● EXCERPTED RECORDS:
---------------
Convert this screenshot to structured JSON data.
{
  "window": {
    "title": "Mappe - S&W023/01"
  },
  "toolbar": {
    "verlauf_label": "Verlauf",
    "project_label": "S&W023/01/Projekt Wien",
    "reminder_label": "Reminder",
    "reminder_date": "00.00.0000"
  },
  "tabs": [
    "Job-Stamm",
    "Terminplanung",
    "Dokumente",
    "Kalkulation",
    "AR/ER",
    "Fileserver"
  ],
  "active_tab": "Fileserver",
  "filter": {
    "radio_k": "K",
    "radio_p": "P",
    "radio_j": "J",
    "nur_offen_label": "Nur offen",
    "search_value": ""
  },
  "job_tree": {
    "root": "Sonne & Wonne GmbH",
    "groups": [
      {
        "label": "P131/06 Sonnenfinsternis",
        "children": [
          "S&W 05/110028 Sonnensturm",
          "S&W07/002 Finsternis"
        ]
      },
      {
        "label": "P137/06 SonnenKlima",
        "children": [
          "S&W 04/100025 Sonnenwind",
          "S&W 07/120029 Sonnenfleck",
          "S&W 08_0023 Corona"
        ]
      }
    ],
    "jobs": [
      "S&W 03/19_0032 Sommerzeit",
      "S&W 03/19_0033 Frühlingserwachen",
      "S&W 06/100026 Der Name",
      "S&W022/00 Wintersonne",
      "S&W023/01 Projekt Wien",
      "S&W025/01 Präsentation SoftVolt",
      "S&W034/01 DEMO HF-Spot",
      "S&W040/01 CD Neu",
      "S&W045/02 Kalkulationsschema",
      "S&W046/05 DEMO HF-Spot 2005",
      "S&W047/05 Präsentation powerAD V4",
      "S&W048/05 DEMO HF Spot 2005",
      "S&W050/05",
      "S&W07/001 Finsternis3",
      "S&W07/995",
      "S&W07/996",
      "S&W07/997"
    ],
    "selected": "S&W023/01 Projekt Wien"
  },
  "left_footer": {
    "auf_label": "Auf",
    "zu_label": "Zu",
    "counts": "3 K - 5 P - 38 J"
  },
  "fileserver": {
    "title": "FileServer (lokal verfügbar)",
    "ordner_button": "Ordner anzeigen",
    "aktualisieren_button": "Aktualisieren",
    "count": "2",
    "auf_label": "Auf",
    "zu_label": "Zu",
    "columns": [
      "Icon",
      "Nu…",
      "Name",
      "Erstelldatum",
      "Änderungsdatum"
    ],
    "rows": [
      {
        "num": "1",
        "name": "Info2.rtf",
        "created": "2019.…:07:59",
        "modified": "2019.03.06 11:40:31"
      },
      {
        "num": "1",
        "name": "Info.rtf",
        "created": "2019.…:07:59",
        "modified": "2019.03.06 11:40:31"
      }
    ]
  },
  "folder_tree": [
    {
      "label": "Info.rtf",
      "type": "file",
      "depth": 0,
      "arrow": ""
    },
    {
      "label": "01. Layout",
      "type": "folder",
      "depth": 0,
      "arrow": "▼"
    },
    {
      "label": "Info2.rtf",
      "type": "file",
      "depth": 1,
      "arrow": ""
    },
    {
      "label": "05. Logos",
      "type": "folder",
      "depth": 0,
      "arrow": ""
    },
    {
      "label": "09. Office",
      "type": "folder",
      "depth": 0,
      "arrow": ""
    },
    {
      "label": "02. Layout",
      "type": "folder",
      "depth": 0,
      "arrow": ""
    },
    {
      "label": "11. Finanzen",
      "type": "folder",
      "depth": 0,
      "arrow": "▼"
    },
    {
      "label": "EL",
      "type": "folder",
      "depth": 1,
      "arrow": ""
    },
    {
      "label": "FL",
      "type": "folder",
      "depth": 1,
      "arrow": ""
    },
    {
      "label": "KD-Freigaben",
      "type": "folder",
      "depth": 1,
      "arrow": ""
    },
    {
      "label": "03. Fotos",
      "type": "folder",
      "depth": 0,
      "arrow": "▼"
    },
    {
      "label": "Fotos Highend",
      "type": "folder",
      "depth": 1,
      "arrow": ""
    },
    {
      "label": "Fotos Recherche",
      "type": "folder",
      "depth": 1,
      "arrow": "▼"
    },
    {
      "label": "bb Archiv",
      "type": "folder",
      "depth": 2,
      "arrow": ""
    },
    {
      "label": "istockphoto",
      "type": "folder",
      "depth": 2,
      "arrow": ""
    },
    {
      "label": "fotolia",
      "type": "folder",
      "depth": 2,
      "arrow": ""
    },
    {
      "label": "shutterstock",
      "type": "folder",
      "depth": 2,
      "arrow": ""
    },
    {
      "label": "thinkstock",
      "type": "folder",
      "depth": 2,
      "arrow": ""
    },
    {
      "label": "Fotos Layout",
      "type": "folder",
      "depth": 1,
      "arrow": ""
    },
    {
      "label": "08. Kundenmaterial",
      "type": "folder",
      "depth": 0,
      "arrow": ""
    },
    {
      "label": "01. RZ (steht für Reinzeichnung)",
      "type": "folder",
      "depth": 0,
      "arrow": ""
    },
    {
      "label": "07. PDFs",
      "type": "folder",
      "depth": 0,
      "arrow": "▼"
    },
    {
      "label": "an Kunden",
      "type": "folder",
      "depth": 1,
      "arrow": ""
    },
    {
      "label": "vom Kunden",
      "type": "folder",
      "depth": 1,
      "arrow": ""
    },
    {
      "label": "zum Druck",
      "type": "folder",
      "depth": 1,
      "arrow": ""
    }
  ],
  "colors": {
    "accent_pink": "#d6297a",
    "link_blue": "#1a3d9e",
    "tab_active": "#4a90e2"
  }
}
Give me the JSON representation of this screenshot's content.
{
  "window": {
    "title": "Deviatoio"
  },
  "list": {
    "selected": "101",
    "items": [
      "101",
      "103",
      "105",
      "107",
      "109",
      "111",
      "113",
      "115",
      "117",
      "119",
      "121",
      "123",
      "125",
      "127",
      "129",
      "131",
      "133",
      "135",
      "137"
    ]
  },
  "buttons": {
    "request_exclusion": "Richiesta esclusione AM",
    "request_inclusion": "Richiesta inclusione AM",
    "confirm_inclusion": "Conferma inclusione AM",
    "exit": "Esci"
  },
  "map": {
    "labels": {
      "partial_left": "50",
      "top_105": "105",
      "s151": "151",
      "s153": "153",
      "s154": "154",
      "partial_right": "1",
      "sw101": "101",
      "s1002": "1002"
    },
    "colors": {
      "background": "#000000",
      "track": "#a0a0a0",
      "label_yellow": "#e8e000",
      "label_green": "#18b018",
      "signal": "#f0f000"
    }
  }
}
---------------
● TASK PROMPT: Nothing in the listing may be changed; retype it all exactly.

● EXERCISE RESPONSE:
Convert this screenshot to structured JSON data.
{
  "window": {
    "title": "Mappe - S&W023/01"
  },
  "toolbar": {
    "verlauf_label": "Verlauf",
    "project_label": "S&W023/01/Projekt Wien",
    "reminder_label": "Reminder",
    "reminder_date": "00.00.0000"
  },
  "tabs": [
    "Job-Stamm",
    "Terminplanung",
    "Dokumente",
    "Kalkulation",
    "AR/ER",
    "Fileserver"
  ],
  "active_tab": "Fileserver",
  "filter": {
    "radio_k": "K",
    "radio_p": "P",
    "radio_j": "J",
    "nur_offen_label": "Nur offen",
    "search_value": ""
  },
  "job_tree": {
    "root": "Sonne & Wonne GmbH",
    "groups": [
      {
        "label": "P131/06 Sonnenfinsternis",
        "children": [
          "S&W 05/110028 Sonnensturm",
          "S&W07/002 Finsternis"
        ]
      },
      {
        "label": "P137/06 SonnenKlima",
        "children": [
          "S&W 04/100025 Sonnenwind",
          "S&W 07/120029 Sonnenfleck",
          "S&W 08_0023 Corona"
        ]
      }
    ],
    "jobs": [
      "S&W 03/19_0032 Sommerzeit",
      "S&W 03/19_0033 Frühlingserwachen",
      "S&W 06/100026 Der Name",
      "S&W022/00 Wintersonne",
      "S&W023/01 Projekt Wien",
      "S&W025/01 Präsentation SoftVolt",
      "S&W034/01 DEMO HF-Spot",
      "S&W040/01 CD Neu",
      "S&W045/02 Kalkulationsschema",
      "S&W046/05 DEMO HF-Spot 2005",
      "S&W047/05 Präsentation powerAD V4",
      "S&W048/05 DEMO HF Spot 2005",
      "S&W050/05",
      "S&W07/001 Finsternis3",
      "S&W07/995",
      "S&W07/996",
      "S&W07/997"
    ],
    "selected": "S&W023/01 Projekt Wien"
  },
  "left_footer": {
    "auf_label": "Auf",
    "zu_label": "Zu",
    "counts": "3 K - 5 P - 38 J"
  },
  "fileserver": {
    "title": "FileServer (lokal verfügbar)",
    "ordner_button": "Ordner anzeigen",
    "aktualisieren_button": "Aktualisieren",
    "count": "2",
    "auf_label": "Auf",
    "zu_label": "Zu",
    "columns": [
      "Icon",
      "Nu…",
      "Name",
      "Erstelldatum",
      "Änderungsdatum"
    ],
    "rows": [
      {
        "num": "1",
        "name": "Info2.rtf",
        "created": "2019.…:07:59",
        "modified": "2019.03.06 11:40:31"
      },
      {
        "num": "1",
        "name": "Info.rtf",
        "created": "2019.…:07:59",
        "modified": "2019.03.06 11:40:31"
      }
    ]
  },
  "folder_tree": [
    {
      "label": "Info.rtf",
      "type": "file",
      "depth": 0,
      "arrow": ""
    },
    {
      "label": "01. Layout",
      "type": "folder",
      "depth": 0,
      "arrow": "▼"
    },
    {
      "label": "Info2.rtf",
      "type": "file",
      "depth": 1,
      "arrow": ""
    },
    {
      "label": "05. Logos",
      "type": "folder",
      "depth": 0,
      "arrow": ""
    },
    {
      "label": "09. Office",
      "type": "folder",
      "depth": 0,
      "arrow": ""
    },
    {
      "label": "02. Layout",
      "type": "folder",
      "depth": 0,
      "arrow": ""
    },
    {
      "label": "11. Finanzen",
      "type": "folder",
      "depth": 0,
      "arrow": "▼"
    },
    {
      "label": "EL",
      "type": "folder",
      "depth": 1,
      "arrow": ""
    },
    {
      "label": "FL",
      "type": "folder",
      "depth": 1,
      "arrow": ""
    },
    {
      "label": "KD-Freigaben",
      "type": "folder",
      "depth": 1,
      "arrow": ""
    },
    {
      "label": "03. Fotos",
      "type": "folder",
      "depth": 0,
      "arrow": "▼"
    },
    {
      "label": "Fotos Highend",
      "type": "folder",
      "depth": 1,
      "arrow": ""
    },
    {
      "label": "Fotos Recherche",
      "type": "folder",
      "depth": 1,
      "arrow": "▼"
    },
    {
      "label": "bb Archiv",
      "type": "folder",
      "depth": 2,
      "arrow": ""
    },
    {
      "label": "istockphoto",
      "type": "folder",
      "depth": 2,
      "arrow": ""
    },
    {
      "label": "fotolia",
      "type": "folder",
      "depth": 2,
      "arrow": ""
    },
    {
      "label": "shutterstock",
      "type": "folder",
      "depth": 2,
      "arrow": ""
    },
    {
      "label": "thinkstock",
      "type": "folder",
      "depth": 2,
      "arrow": ""
    },
    {
      "label": "Fotos Layout",
      "type": "folder",
      "depth": 1,
      "arrow": ""
    },
    {
      "label": "08. Kundenmaterial",
      "type": "folder",
      "depth": 0,
      "arrow": ""
    },
    {
      "label": "01. RZ (steht für Reinzeichnung)",
      "type": "folder",
      "depth": 0,
      "arrow": ""
    },
    {
      "label": "07. PDFs",
      "type": "folder",
      "depth": 0,
      "arrow": "▼"
    },
    {
      "label": "an Kunden",
      "type": "folder",
      "depth": 1,
      "arrow": ""
    },
    {
      "label": "vom Kunden",
      "type": "folder",
      "depth": 1,
      "arrow": ""
    },
    {
      "label": "zum Druck",
      "type": "folder",
      "depth": 1,
      "arrow": ""
    }
  ],
  "colors": {
    "accent_pink": "#d6297a",
    "link_blue": "#1a3d9e",
    "tab_active": "#4a90e2"
  }
}
Give me the JSON representation of this screenshot's content.
{
  "window": {
    "title": "Deviatoio"
  },
  "list": {
    "selected": "101",
    "items": [
      "101",
      "103",
      "105",
      "107",
      "109",
      "111",
      "113",
      "115",
      "117",
      "119",
      "121",
      "123",
      "125",
      "127",
      "129",
      "131",
      "133",
      "135",
      "137"
    ]
  },
  "buttons": {
    "request_exclusion": "Richiesta esclusione AM",
    "request_inclusion": "Richiesta inclusione AM",
    "confirm_inclusion": "Conferma inclusione AM",
    "exit": "Esci"
  },
  "map": {
    "labels": {
      "partial_left": "50",
      "top_105": "105",
      "s151": "151",
      "s153": "153",
      "s154": "154",
      "partial_right": "1",
      "sw101": "101",
      "s1002": "1002"
    },
    "colors": {
      "background": "#000000",
      "track": "#a0a0a0",
      "label_yellow": "#e8e000",
      "label_green": "#18b018",
      "signal": "#f0f000"
    }
  }
}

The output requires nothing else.